Source data
--- --- ---
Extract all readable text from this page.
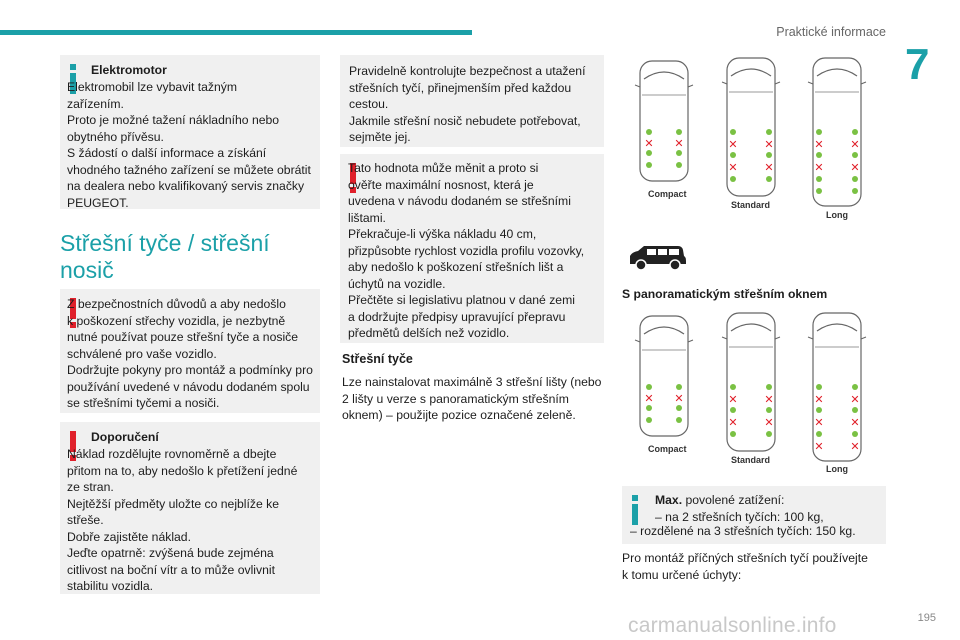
Praktické informace
7
Elektromotor
Elektromobil lze vybavit tažným
zařízením.
Proto je možné tažení nákladního nebo
obytného přívěsu.
S žádostí o další informace a získání
vhodného tažného zařízení se můžete obrátit
na dealera nebo kvalifikovaný servis značky
PEUGEOT.
Střešní tyče / střešní nosič
Z bezpečnostních důvodů a aby nedošlo
k poškození střechy vozidla, je nezbytně
nutné používat pouze střešní tyče a nosiče
schválené pro vaše vozidlo.
Dodržujte pokyny pro montáž a podmínky pro
používání uvedené v návodu dodaném spolu
se střešními tyčemi a nosiči.
Doporučení
Náklad rozdělujte rovnoměrně a dbejte
přitom na to, aby nedošlo k přetížení jedné
ze stran.
Nejtěžší předměty uložte co nejblíže ke
střeše.
Dobře zajistěte náklad.
Jeďte opatrně: zvýšená bude zejména
citlivost na boční vítr a to může ovlivnit
stabilitu vozidla.
Pravidelně kontrolujte bezpečnost a utažení
střešních tyčí, přinejmenším před každou
cestou.
Jakmile střešní nosič nebudete potřebovat,
sejměte jej.
Tato hodnota může měnit a proto si
ověřte maximální nosnost, která je
uvedena v návodu dodaném se střešními
lištami.
Překračuje-li výška nákladu 40 cm,
přizpůsobte rychlost vozidla profilu vozovky,
aby nedošlo k poškození střešních lišt a
úchytů na vozidle.
Přečtěte si legislativu platnou v dané zemi
a dodržujte předpisy upravující přepravu
předmětů delších než vozidlo.
Střešní tyče
Lze nainstalovat maximálně 3 střešní lišty (nebo
2 lišty u verze s panoramatickým střešním
oknem) – použijte pozice označené zeleně.
✕ ✕
Compact
✕ ✕
✕ ✕
Standard
✕ ✕
✕ ✕
Long
S panoramatickým střešním oknem
✕ ✕
Compact
✕ ✕
✕ ✕
Standard
✕ ✕
✕ ✕
✕ ✕
Long
Max. povolené zatížení:
– na 2 střešních tyčích: 100 kg,
– rozdělené na 3 střešních tyčích: 150 kg.
Pro montáž příčných střešních tyčí používejte
k tomu určené úchyty:
carmanualsonline.info	195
--- --- ---
* _TASK TO COMPLETE_: Every entry must be written out exactly, with all pictures left out.

* _ANSWER BELOW_:
Extract all readable text from this page.
Praktické informace
7
Elektromotor
Elektromobil lze vybavit tažným
zařízením.
Proto je možné tažení nákladního nebo
obytného přívěsu.
S žádostí o další informace a získání
vhodného tažného zařízení se můžete obrátit
na dealera nebo kvalifikovaný servis značky
PEUGEOT.
Střešní tyče / střešní nosič
Z bezpečnostních důvodů a aby nedošlo
k poškození střechy vozidla, je nezbytně
nutné používat pouze střešní tyče a nosiče
schválené pro vaše vozidlo.
Dodržujte pokyny pro montáž a podmínky pro
používání uvedené v návodu dodaném spolu
se střešními tyčemi a nosiči.
Doporučení
Náklad rozdělujte rovnoměrně a dbejte
přitom na to, aby nedošlo k přetížení jedné
ze stran.
Nejtěžší předměty uložte co nejblíže ke
střeše.
Dobře zajistěte náklad.
Jeďte opatrně: zvýšená bude zejména
citlivost na boční vítr a to může ovlivnit
stabilitu vozidla.
Pravidelně kontrolujte bezpečnost a utažení
střešních tyčí, přinejmenším před každou
cestou.
Jakmile střešní nosič nebudete potřebovat,
sejměte jej.
Tato hodnota může měnit a proto si
ověřte maximální nosnost, která je
uvedena v návodu dodaném se střešními
lištami.
Překračuje-li výška nákladu 40 cm,
přizpůsobte rychlost vozidla profilu vozovky,
aby nedošlo k poškození střešních lišt a
úchytů na vozidle.
Přečtěte si legislativu platnou v dané zemi
a dodržujte předpisy upravující přepravu
předmětů delších než vozidlo.
Střešní tyče
Lze nainstalovat maximálně 3 střešní lišty (nebo
2 lišty u verze s panoramatickým střešním
oknem) – použijte pozice označené zeleně.
✕ ✕
Compact
✕ ✕
✕ ✕
Standard
✕ ✕
✕ ✕
Long
S panoramatickým střešním oknem
✕ ✕
Compact
✕ ✕
✕ ✕
Standard
✕ ✕
✕ ✕
✕ ✕
Long
Max. povolené zatížení:
– na 2 střešních tyčích: 100 kg,
– rozdělené na 3 střešních tyčích: 150 kg.
Pro montáž příčných střešních tyčí používejte
k tomu určené úchyty:
carmanualsonline.info	195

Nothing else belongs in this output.